Material supplied:
■ ■ ■
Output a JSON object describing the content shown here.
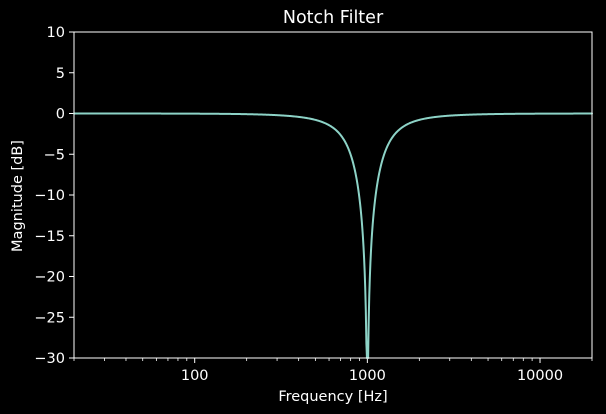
{
  "chart_data": {
    "type": "line",
    "title": "Notch Filter",
    "xlabel": "Frequency [Hz]",
    "ylabel": "Magnitude [dB]",
    "x_scale": "log",
    "xlim": [
      20,
      20000
    ],
    "ylim": [
      -30,
      10
    ],
    "x_ticks": [
      {
        "value": 100,
        "label": "100"
      },
      {
        "value": 1000,
        "label": "1000"
      },
      {
        "value": 10000,
        "label": "10000"
      }
    ],
    "y_ticks": [
      {
        "value": 10,
        "label": "10"
      },
      {
        "value": 5,
        "label": "5"
      },
      {
        "value": 0,
        "label": "0"
      },
      {
        "value": -5,
        "label": "−5"
      },
      {
        "value": -10,
        "label": "−10"
      },
      {
        "value": -15,
        "label": "−15"
      },
      {
        "value": -20,
        "label": "−20"
      },
      {
        "value": -25,
        "label": "−25"
      },
      {
        "value": -30,
        "label": "−30"
      }
    ],
    "grid": false,
    "legend": "none",
    "series": [
      {
        "center_frequency": 1000,
        "q": 1.5,
        "color": "#8dd3c7",
        "x": [
          20,
          50,
          100,
          200,
          300,
          400,
          500,
          600,
          700,
          800,
          850,
          900,
          950,
          980,
          1000,
          1020,
          1050,
          1100,
          1200,
          1300,
          1500,
          2000,
          3000,
          5000,
          10000,
          20000
        ],
        "y": [
          0.0,
          -0.01,
          -0.04,
          -0.2,
          -0.5,
          -0.9,
          -1.5,
          -2.3,
          -3.5,
          -5.6,
          -7.3,
          -10.0,
          -15.8,
          -23.9,
          -30,
          -24.1,
          -16.5,
          -11.3,
          -6.3,
          -4.0,
          -2.2,
          -0.8,
          -0.25,
          -0.08,
          -0.02,
          0.0
        ]
      }
    ],
    "colors": {
      "background": "#000000",
      "axes": "#ffffff",
      "text": "#ffffff",
      "line": "#8dd3c7"
    }
  }
}
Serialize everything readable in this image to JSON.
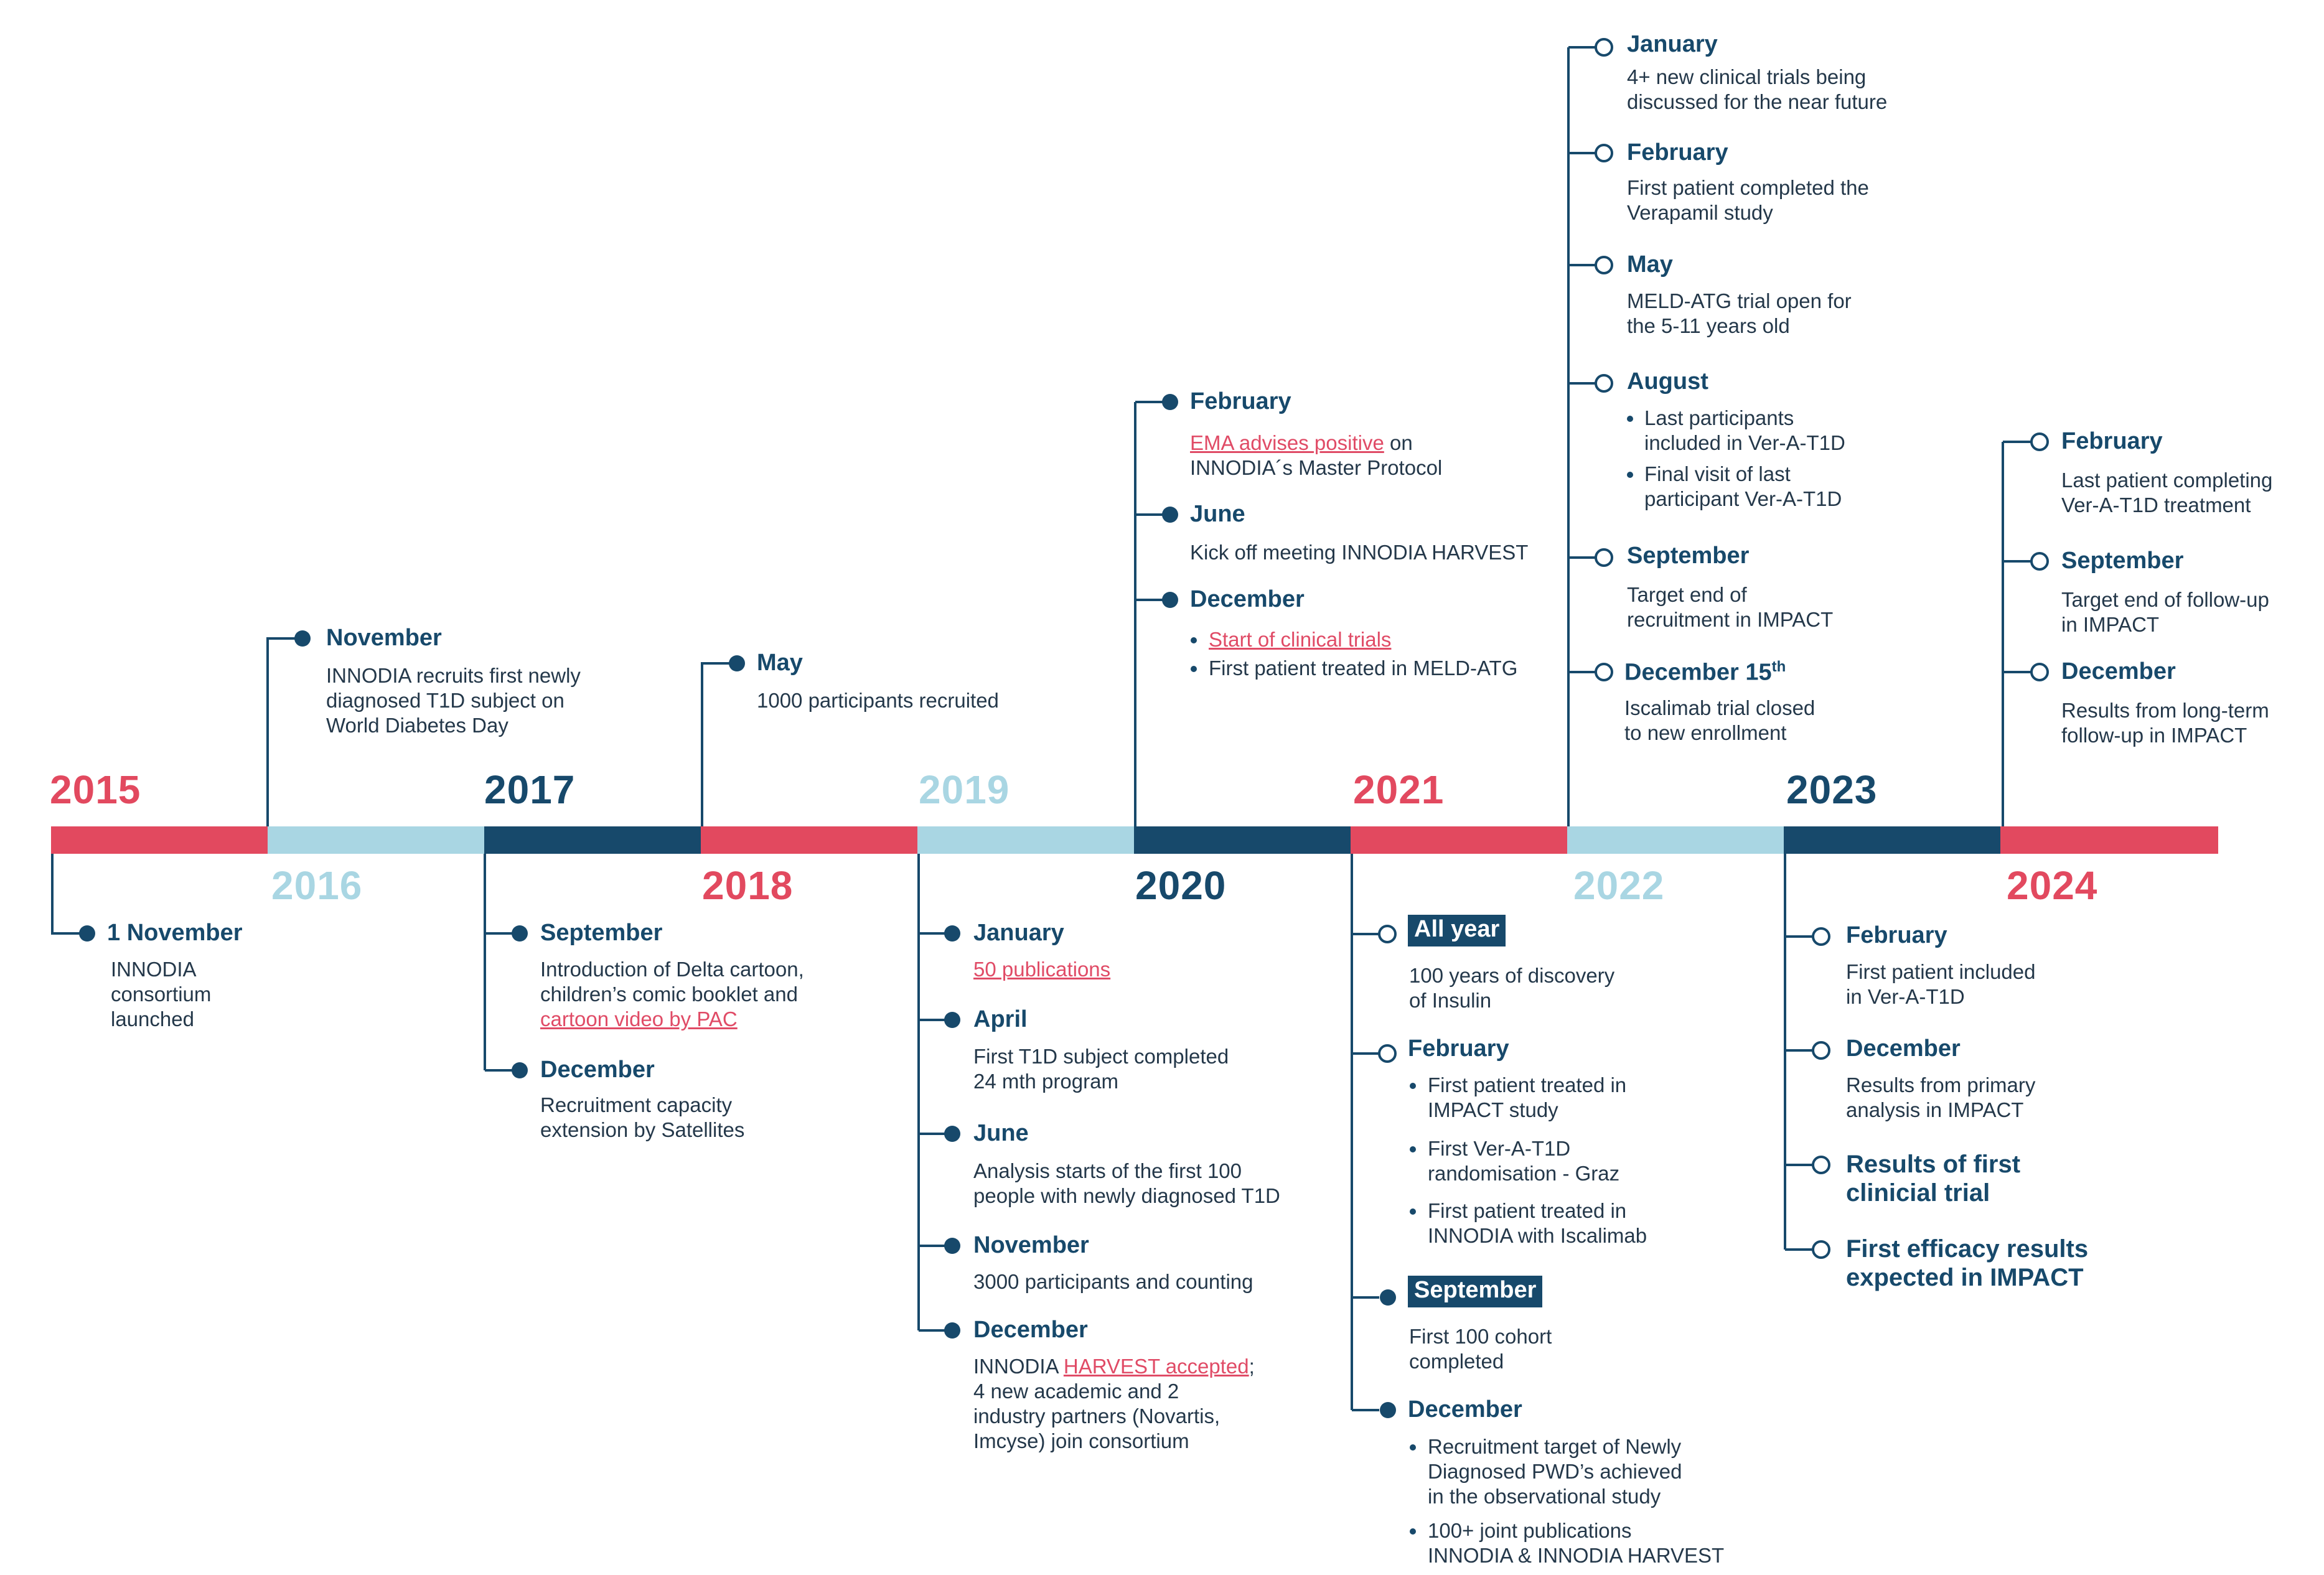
{
  "colors": {
    "red": "#e2495f",
    "light": "#a9d6e3",
    "navy": "#17496b",
    "link": "#e04b66"
  },
  "years": [
    "2015",
    "2016",
    "2017",
    "2018",
    "2019",
    "2020",
    "2021",
    "2022",
    "2023",
    "2024"
  ],
  "y2015": {
    "m1": "1 November",
    "t1": "INNODIA\nconsortium\nlaunched"
  },
  "y2016": {
    "m1": "November",
    "t1": "INNODIA recruits first newly\ndiagnosed T1D subject on\nWorld Diabetes Day"
  },
  "y2017": {
    "m1": "September",
    "t1a": "Introduction of Delta cartoon,\nchildren’s comic booklet and",
    "t1b": "cartoon video by PAC",
    "m2": "December",
    "t2": "Recruitment capacity\nextension by Satellites"
  },
  "y2018": {
    "m1": "May",
    "t1": "1000 participants recruited"
  },
  "y2019": {
    "m1": "January",
    "t1": "50 publications",
    "m2": "April",
    "t2": "First T1D subject completed\n24 mth program",
    "m3": "June",
    "t3": "Analysis starts of the first 100\npeople with newly diagnosed T1D",
    "m4": "November",
    "t4": "3000 participants and counting",
    "m5": "December",
    "t5a": "INNODIA ",
    "t5b": "HARVEST accepted",
    "t5c": ";",
    "t5d": "4 new academic and 2\nindustry partners (Novartis,\nImcyse) join consortium"
  },
  "y2020": {
    "m1": "February",
    "t1a": "EMA advises positive",
    "t1b": " on",
    "t1c": "INNODIA´s Master Protocol",
    "m2": "June",
    "t2": "Kick off meeting INNODIA HARVEST",
    "m3": "December",
    "b1": "Start of clinical trials",
    "b2": "First patient treated in MELD-ATG"
  },
  "y2021": {
    "m1": "All year",
    "t1": "100 years of discovery\nof Insulin",
    "m2": "February",
    "b1": "First patient treated in\nIMPACT study",
    "b2": "First Ver-A-T1D\nrandomisation - Graz",
    "b3": "First patient treated in\nINNODIA with Iscalimab",
    "m3": "September",
    "t3": "First 100 cohort\ncompleted",
    "m4": "December",
    "b4": "Recruitment target of Newly\nDiagnosed PWD’s achieved\nin the observational study",
    "b5": "100+ joint publications\nINNODIA & INNODIA HARVEST"
  },
  "y2022": {
    "m1": "January",
    "t1": "4+ new clinical trials being\ndiscussed for the near future",
    "m2": "February",
    "t2": "First patient completed the\nVerapamil study",
    "m3": "May",
    "t3": "MELD-ATG trial open for\nthe 5-11 years old",
    "m4": "August",
    "b1": "Last participants\nincluded in Ver-A-T1D",
    "b2": "Final visit of last\nparticipant Ver-A-T1D",
    "m5": "September",
    "t5": "Target end of\nrecruitment in IMPACT",
    "m6": "December 15",
    "m6sup": "th",
    "t6": "Iscalimab trial closed\nto new enrollment"
  },
  "y2023": {
    "m1": "February",
    "t1": "First patient included\nin Ver-A-T1D",
    "m2": "December",
    "t2": "Results from primary\nanalysis in IMPACT",
    "m3": "Results of first\nclinicial trial",
    "m4": "First efficacy results\nexpected in IMPACT"
  },
  "y2024": {
    "m1": "February",
    "t1": "Last patient completing\nVer-A-T1D treatment",
    "m2": "September",
    "t2": "Target end of follow-up\nin IMPACT",
    "m3": "December",
    "t3": "Results from long-term\nfollow-up in IMPACT"
  }
}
■ ■ ■
Directive: None of the pictures should appear; repeat the records exactly otherwise.

Correct output:
Output a JSON object describing the content shown here.
{
  "chart_data": {
    "type": "line",
    "title": "Notch Filter",
    "xlabel": "Frequency [Hz]",
    "ylabel": "Magnitude [dB]",
    "x_scale": "log",
    "xlim": [
      20,
      20000
    ],
    "ylim": [
      -30,
      10
    ],
    "x_ticks": [
      {
        "value": 100,
        "label": "100"
      },
      {
        "value": 1000,
        "label": "1000"
      },
      {
        "value": 10000,
        "label": "10000"
      }
    ],
    "y_ticks": [
      {
        "value": 10,
        "label": "10"
      },
      {
        "value": 5,
        "label": "5"
      },
      {
        "value": 0,
        "label": "0"
      },
      {
        "value": -5,
        "label": "−5"
      },
      {
        "value": -10,
        "label": "−10"
      },
      {
        "value": -15,
        "label": "−15"
      },
      {
        "value": -20,
        "label": "−20"
      },
      {
        "value": -25,
        "label": "−25"
      },
      {
        "value": -30,
        "label": "−30"
      }
    ],
    "grid": false,
    "legend": "none",
    "series": [
      {
        "center_frequency": 1000,
        "q": 1.5,
        "color": "#8dd3c7",
        "x": [
          20,
          50,
          100,
          200,
          300,
          400,
          500,
          600,
          700,
          800,
          850,
          900,
          950,
          980,
          1000,
          1020,
          1050,
          1100,
          1200,
          1300,
          1500,
          2000,
          3000,
          5000,
          10000,
          20000
        ],
        "y": [
          0.0,
          -0.01,
          -0.04,
          -0.2,
          -0.5,
          -0.9,
          -1.5,
          -2.3,
          -3.5,
          -5.6,
          -7.3,
          -10.0,
          -15.8,
          -23.9,
          -30,
          -24.1,
          -16.5,
          -11.3,
          -6.3,
          -4.0,
          -2.2,
          -0.8,
          -0.25,
          -0.08,
          -0.02,
          0.0
        ]
      }
    ],
    "colors": {
      "background": "#000000",
      "axes": "#ffffff",
      "text": "#ffffff",
      "line": "#8dd3c7"
    }
  }
}
Serialize everything readable in this image to JSON.
{
  "colors": {
    "red": "#e2495f",
    "light": "#a9d6e3",
    "navy": "#17496b",
    "link": "#e04b66"
  },
  "years": [
    "2015",
    "2016",
    "2017",
    "2018",
    "2019",
    "2020",
    "2021",
    "2022",
    "2023",
    "2024"
  ],
  "y2015": {
    "m1": "1 November",
    "t1": "INNODIA\nconsortium\nlaunched"
  },
  "y2016": {
    "m1": "November",
    "t1": "INNODIA recruits first newly\ndiagnosed T1D subject on\nWorld Diabetes Day"
  },
  "y2017": {
    "m1": "September",
    "t1a": "Introduction of Delta cartoon,\nchildren’s comic booklet and",
    "t1b": "cartoon video by PAC",
    "m2": "December",
    "t2": "Recruitment capacity\nextension by Satellites"
  },
  "y2018": {
    "m1": "May",
    "t1": "1000 participants recruited"
  },
  "y2019": {
    "m1": "January",
    "t1": "50 publications",
    "m2": "April",
    "t2": "First T1D subject completed\n24 mth program",
    "m3": "June",
    "t3": "Analysis starts of the first 100\npeople with newly diagnosed T1D",
    "m4": "November",
    "t4": "3000 participants and counting",
    "m5": "December",
    "t5a": "INNODIA ",
    "t5b": "HARVEST accepted",
    "t5c": ";",
    "t5d": "4 new academic and 2\nindustry partners (Novartis,\nImcyse) join consortium"
  },
  "y2020": {
    "m1": "February",
    "t1a": "EMA advises positive",
    "t1b": " on",
    "t1c": "INNODIA´s Master Protocol",
    "m2": "June",
    "t2": "Kick off meeting INNODIA HARVEST",
    "m3": "December",
    "b1": "Start of clinical trials",
    "b2": "First patient treated in MELD-ATG"
  },
  "y2021": {
    "m1": "All year",
    "t1": "100 years of discovery\nof Insulin",
    "m2": "February",
    "b1": "First patient treated in\nIMPACT study",
    "b2": "First Ver-A-T1D\nrandomisation - Graz",
    "b3": "First patient treated in\nINNODIA with Iscalimab",
    "m3": "September",
    "t3": "First 100 cohort\ncompleted",
    "m4": "December",
    "b4": "Recruitment target of Newly\nDiagnosed PWD’s achieved\nin the observational study",
    "b5": "100+ joint publications\nINNODIA & INNODIA HARVEST"
  },
  "y2022": {
    "m1": "January",
    "t1": "4+ new clinical trials being\ndiscussed for the near future",
    "m2": "February",
    "t2": "First patient completed the\nVerapamil study",
    "m3": "May",
    "t3": "MELD-ATG trial open for\nthe 5-11 years old",
    "m4": "August",
    "b1": "Last participants\nincluded in Ver-A-T1D",
    "b2": "Final visit of last\nparticipant Ver-A-T1D",
    "m5": "September",
    "t5": "Target end of\nrecruitment in IMPACT",
    "m6": "December 15",
    "m6sup": "th",
    "t6": "Iscalimab trial closed\nto new enrollment"
  },
  "y2023": {
    "m1": "February",
    "t1": "First patient included\nin Ver-A-T1D",
    "m2": "December",
    "t2": "Results from primary\nanalysis in IMPACT",
    "m3": "Results of first\nclinicial trial",
    "m4": "First efficacy results\nexpected in IMPACT"
  },
  "y2024": {
    "m1": "February",
    "t1": "Last patient completing\nVer-A-T1D treatment",
    "m2": "September",
    "t2": "Target end of follow-up\nin IMPACT",
    "m3": "December",
    "t3": "Results from long-term\nfollow-up in IMPACT"
  }
}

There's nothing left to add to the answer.